:: Stored records ::
☆ ☆ ☆

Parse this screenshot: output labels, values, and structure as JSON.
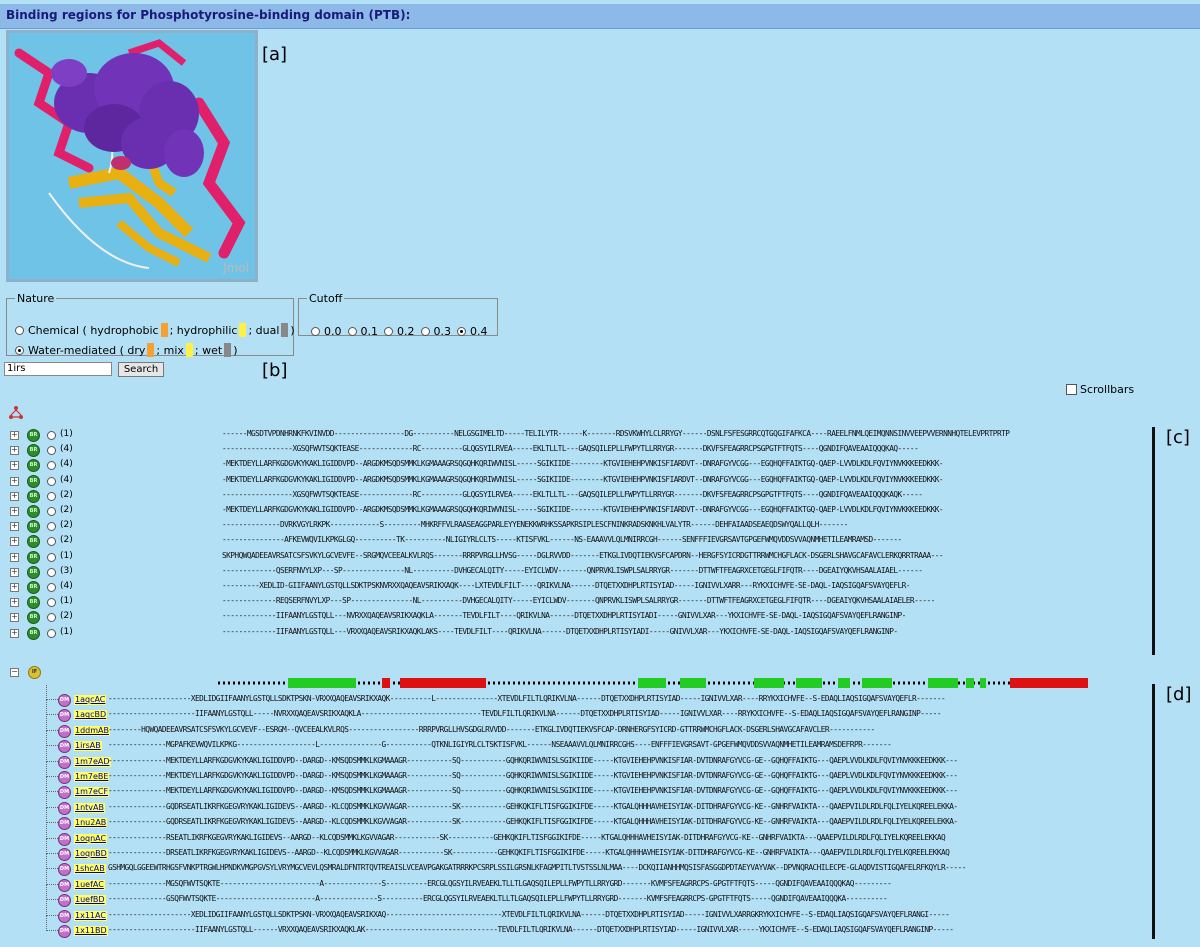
{
  "title": "Binding regions for Phosphotyrosine-binding domain (PTB):",
  "viewer": {
    "logo": "Jmol"
  },
  "panel_labels": {
    "a": "[a]",
    "b": "[b]",
    "c": "[c]",
    "d": "[d]"
  },
  "nature": {
    "legend": "Nature",
    "chemical": {
      "label_pre": "Chemical ( hydrophobic",
      "mid1": "; hydrophilic",
      "mid2": "; dual",
      "end": ")",
      "selected": false
    },
    "water": {
      "label_pre": "Water-mediated ( dry",
      "mid1": "; mix",
      "mid2": "; wet",
      "end": ")",
      "selected": true
    }
  },
  "cutoff": {
    "legend": "Cutoff",
    "options": [
      "0.0",
      "0.1",
      "0.2",
      "0.3",
      "0.4"
    ],
    "selected": "0.4"
  },
  "search": {
    "value": "1irs",
    "button": "Search"
  },
  "scrollbars": {
    "label": "Scrollbars",
    "checked": false
  },
  "colors": {
    "hydrophobic": "#f5a030",
    "hydrophilic": "#fff044",
    "dual": "#888888",
    "strand": "#22cc22",
    "helix": "#dd1111"
  },
  "icons": {
    "tree": "structure-tree-icon",
    "br": "br-badge-icon",
    "dm": "dm-badge-icon",
    "if": "if-badge-icon"
  },
  "binding_regions": [
    {
      "badge": "BR",
      "count": "(1)",
      "seq": "------MGSDTVPDNHRNKFKVINVDD-----------------DG----------NELGSGIMELTD-----TELILYTR------K-------RDSVKWHYLCLRRYGY------DSNLFSFESGRRCQTGQGIFAFKCA----RAEELFNMLQEIMQNNSINVVEEPVVERNNHQTELEVPRTPRTP"
    },
    {
      "badge": "BR",
      "count": "(4)",
      "seq": "-----------------XGSQFWVTSQKTEASE-------------RC----------GLQGSYILRVEA-----EKLTLLTL---GAQSQILEPLLFWPYTLLRRYGR-------DKVFSFEAGRRCPSGPGTFTFQTS----QGNDIFQAVEAAIQQQKAQ-----"
    },
    {
      "badge": "BR",
      "count": "(4)",
      "seq": "-MEKTDEYLLARFKGDGVKYKAKLIGIDDVPD--ARGDKMSQDSMMKLKGMAAAGRSQGQHKQRIWVNISL-----SGIKIIDE--------KTGVIEHEHPVNKISFIARDVT--DNRAFGYVCGG---EGQHQFFAIKTGQ-QAEP-LVVDLKDLFQVIYNVKKKEEDKKK-"
    },
    {
      "badge": "BR",
      "count": "(4)",
      "seq": "-MEKTDEYLLARFKGDGVKYKAKLIGIDDVPD--ARGDKMSQDSMMKLKGMAAAGRSQGQHKQRIWVNISL-----SGIKIIDE--------KTGVIEHEHPVNKISFIARDVT--DNRAFGYVCGG---EGQHQFFAIKTGQ-QAEP-LVVDLKDLFQVIYNVKKKEEDKKK-"
    },
    {
      "badge": "BR",
      "count": "(2)",
      "seq": "-----------------XGSQFWVTSQKTEASE-------------RC----------GLQGSYILRVEA-----EKLTLLTL---GAQSQILEPLLFWPYTLLRRYGR-------DKVFSFEAGRRCPSGPGTFTFQTS----QGNDIFQAVEAAIQQQKAQK-----"
    },
    {
      "badge": "BR",
      "count": "(2)",
      "seq": "-MEKTDEYLLARFKGDGVKYKAKLIGIDDVPD--ARGDKMSQDSMMKLKGMAAAGRSQGQHKQRIWVNISL-----SGIKIIDE--------KTGVIEHEHPVNKISFIARDVT--DNRAFGYVCGG---EGQHQFFAIKTGQ-QAEP-LVVDLKDLFQVIYNVKKKEEDKKK-"
    },
    {
      "badge": "BR",
      "count": "(2)",
      "seq": "--------------DVRKVGYLRKPK------------S---------MHKRFFVLRAASEAGGPARLEYYENEKKWRHKSSAPKRSIPLESCFNINKRADSKNKHLVALYTR------DEHFAIAADSEAEQDSWYQALLQLH-------"
    },
    {
      "badge": "BR",
      "count": "(2)",
      "seq": "---------------AFKEVWQVILKPKGLGQ----------TK----------NLIGIYRLCLTS-----KTISFVKL------NS-EAAAVVLQLMNIRRCGH------SENFFFIEVGRSAVTGPGEFWMQVDDSVVAQNMHETILEAMRAMSD-------"
    },
    {
      "badge": "BR",
      "count": "(1)",
      "seq": "SKPHQWQADEEAVRSATCSFSVKYLGCVEVFE--SRGMQVCEEALKVLRQS-------RRRPVRGLLHVSG-----DGLRVVDD-------ETKGLIVDQTIEKVSFCAPDRN--HERGFSYICRDGTTRRWMCHGFLACK-DSGERLSHAVGCAFAVCLERKQRRTRAAA---"
    },
    {
      "badge": "BR",
      "count": "(3)",
      "seq": "-------------QSERFNVYLXP---SP---------------NL----------DVHGECALQITY-----EYICLWDV-------QNPRVKLISWPLSALRRYGR-------DTTWFTFEAGRXCETGEGLFIFQTR----DGEAIYQKVHSAALAIAEL------"
    },
    {
      "badge": "BR",
      "count": "(4)",
      "seq": "---------XEDLID-GIIFAANYLGSTQLLSDKTPSKNVRXXQAQEAVSRIKXAQK----LXTEVDLFILT----QRIKVLNA------DTQETXXDHPLRTISYIAD-----IGNIVVLXARR---RYKXICHVFE-SE-DAQL-IAQSIGQAFSVAYQEFLR-"
    },
    {
      "badge": "BR",
      "count": "(1)",
      "seq": "-------------REQSERFNVYLXP---SP---------------NL----------DVHGECALQITY-----EYICLWDV-------QNPRVKLISWPLSALRRYGR-------DTTWFTFEAGRXCETGEGLFIFQTR----DGEAIYQKVHSAALAIAELER-----"
    },
    {
      "badge": "BR",
      "count": "(2)",
      "seq": "-------------IIFAANYLGSTQLL---NVRXXQAQEAVSRIKXAQKLA-------TEVDLFILT----QRIKVLNA------DTQETXXDHPLRTISYIADI-----GNIVVLXAR---YKXICHVFE-SE-DAQL-IAQSIGQAFSVAYQEFLRANGINP-"
    },
    {
      "badge": "BR",
      "count": "(1)",
      "seq": "-------------IIFAANYLGSTQLL---VRXXQAQEAVSRIKXAQKLAKS----TEVDLFILT----QRIKVLNA------DTQETXXDHPLRTISYIADI-----GNIVVLXAR---YKXICHVFE-SE-DAQL-IAQSIGQAFSVAYQEFLRANGINP-"
    }
  ],
  "interface": {
    "badge": "IF"
  },
  "domains": [
    {
      "pdb": "1aqcAC",
      "seq": "--------------------XEDLIDGIIFAANYLGSTQLLSDKTPSKN-VRXXQAQEAVSRIKXAQK----------L---------------XTEVDLFILTLQRIKVLNA------DTQETXXDHPLRTISYIAD-----IGNIVVLXAR----RRYKXICHVFE--S-EDAQLIAQSIGQAFSVAYQEFLR-------"
    },
    {
      "pdb": "1aqcBD",
      "seq": "---------------------IIFAANYLGSTQLL-----NVRXXQAQEAVSRIKXAQKLA-----------------------------TEVDLFILTLQRIKVLNA------DTQETXXDHPLRTISYIAD-----IGNIVVLXAR----RRYKXICHVFE--S-EDAQLIAQSIGQAFSVAYQEFLRANGINP-----"
    },
    {
      "pdb": "1ddmAB",
      "seq": "--------HQWQADEEAVRSATCSFSVKYLGCVEVF--ESRGM--QVCEEALKVLRQS-----------------RRRPVRGLLHVSGDGLRVVDD-------ETKGLIVDQTIEKVSFCAP-DRNHERGFSYICRD-GTTRRWMCHGFLACK-DSGERLSHAVGCAFAVCLER-----------"
    },
    {
      "pdb": "1irsAB",
      "seq": "--------------MGPAFKEVWQVILKPKG-------------------L---------------G-----------QTKNLIGIYRLCLTSKTISFVKL------NSEAAAVVLQLMNIRRCGHS----ENFFFIEVGRSAVT-GPGEFWMQVDDSVVAQNMHETILEAMRAMSDEFRPR-------"
    },
    {
      "pdb": "1m7eAD",
      "seq": "--------------MEKTDEYLLARFKGDGVKYKAKLIGIDDVPD--DARGD--KMSQDSMMKLKGMAAAGR-----------SQ-----------GQHKQRIWVNISLSGIKIIDE-----KTGVIEHEHPVNKISFIAR-DVTDNRAFGYVCG-GE--GQHQFFAIKTG---QAEPLVVDLKDLFQVIYNVKKKEEDKKK---"
    },
    {
      "pdb": "1m7eBE",
      "seq": "--------------MEKTDEYLLARFKGDGVKYKAKLIGIDDVPD--DARGD--KMSQDSMMKLKGMAAAGR-----------SQ-----------GQHKQRIWVNISLSGIKIIDE-----KTGVIEHEHPVNKISFIAR-DVTDNRAFGYVCG-GE--GQHQFFAIKTG---QAEPLVVDLKDLFQVIYNVKKKEEDKKK---"
    },
    {
      "pdb": "1m7eCF",
      "seq": "--------------MEKTDEYLLARFKGDGVKYKAKLIGIDDVPD--DARGD--KMSQDSMMKLKGMAAAGR-----------SQ-----------GQHKQRIWVNISLSGIKIIDE-----KTGVIEHEHPVNKISFIAR-DVTDNRAFGYVCG-GE--GQHQFFAIKTG---QAEPLVVDLKDLFQVIYNVKKKEEDKKK---"
    },
    {
      "pdb": "1ntvAB",
      "seq": "--------------GQDRSEATLIKRFKGEGVRYKAKLIGIDEVS--AARGD--KLCQDSMMKLKGVVAGAR-----------SK-----------GEHKQKIFLTISFGGIKIFDE-----KTGALQHHHAVHEISYIAK-DITDHRAFGYVCG-KE--GNHRFVAIKTA---QAAEPVILDLRDLFQLIYELKQREELEKKA-"
    },
    {
      "pdb": "1nu2AB",
      "seq": "--------------GQDRSEATLIKRFKGEGVRYKAKLIGIDEVS--AARGD--KLCQDSMMKLKGVVAGAR-----------SK-----------GEHKQKIFLTISFGGIKIFDE-----KTGALQHHHAVHEISYIAK-DITDHRAFGYVCG-KE--GNHRFVAIKTA---QAAEPVILDLRDLFQLIYELKQREELEKKA-"
    },
    {
      "pdb": "1oqnAC",
      "seq": "--------------RSEATLIKRFKGEGVRYKAKLIGIDEVS--AARGD--KLCQDSMMKLKGVVAGAR-----------SK-----------GEHKQKIFLTISFGGIKIFDE-----KTGALQHHHAVHEISYIAK-DITDHRAFGYVCG-KE--GNHRFVAIKTA---QAAEPVILDLRDLFQLIYELKQREELEKKAQ"
    },
    {
      "pdb": "1oqnBD",
      "seq": "--------------DRSEATLIKRFKGEGVRYKAKLIGIDEVS--AARGD--KLCQDSMMKLKGVVAGAR-----------SK-----------GEHKQKIFLTISFGGIKIFDE-----KTGALQHHHAVHEISYIAK-DITDHRAFGYVCG-KE--GNHRFVAIKTA---QAAEPVILDLRDLFQLIYELKQREELEKKAQ"
    },
    {
      "pdb": "1shcAB",
      "seq": "GSHMGQLGGEEWTRHGSFVNKPTRGWLHPNDKVMGPGVSYLVRYMGCVEVLQSMRALDFNTRTQVTREAISLVCEAVPGAKGATRRRKPCSRPLSSILGRSNLKFAGMPITLTVSTSSLNLMAA----DCKQIIANHHMQSISFASGGDPDTAEYVAYVAK--DPVNQRACHILECPE-GLAQDVISTIGQAFELRFKQYLR-----"
    },
    {
      "pdb": "1uefAC",
      "seq": "--------------MGSQFWVTSQKTE------------------------A--------------S----------ERCGLQGSYILRVEAEKLTLLTLGAQSQILEPLLFWPYTLLRRYGRD-------KVMFSFEAGRRCPS-GPGTFTFQTS-----QGNDIFQAVEAAIQQQKAQ---------"
    },
    {
      "pdb": "1uefBD",
      "seq": "--------------GSQFWVTSQKTE------------------------A--------------S----------ERCGLQGSYILRVEAEKLTLLTLGAQSQILEPLLFWPYTLLRRYGRD-------KVMFSFEAGRRCPS-GPGTFTFQTS-----QGNDIFQAVEAAIQQQKA----------"
    },
    {
      "pdb": "1x11AC",
      "seq": "--------------------XEDLIDGIIFAANYLGSTQLLSDKTPSKN-VRXXQAQEAVSRIKXAQ----------------------------XTEVDLFILTLQRIKVLNA------DTQETXXDHPLRTISYIAD-----IGNIVVLXARRGKRYKXICHVFE--S-EDAQLIAQSIGQAFSVAYQEFLRANGI-----"
    },
    {
      "pdb": "1x11BD",
      "seq": "---------------------IIFAANYLGSTQLL------VRXXQAQEAVSRIKXAQKLAK--------------------------------TEVDLFILTLQRIKVLNA------DTQETXXDHPLRTISYIAD-----IGNIVVLXAR-----YKXICHVFE--S-EDAQLIAQSIGQAFSVAYQEFLRANGINP-----"
    }
  ]
}
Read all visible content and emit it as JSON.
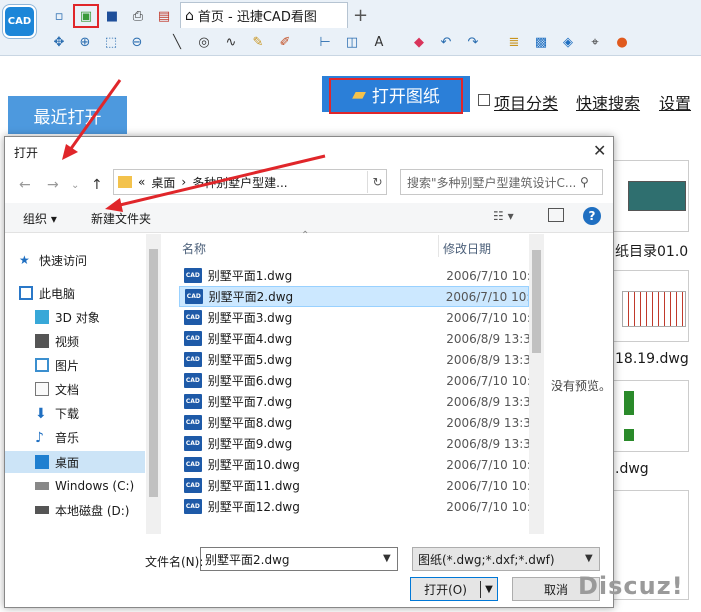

☆ ☆ ☆

:: What needs to be done ::
Pull every line holding "JSON" out of the records.

:: Exercise answer ::
Parse this screenshot: output labels, values, and structure as JSON.
Read all visible content and emit it as JSON.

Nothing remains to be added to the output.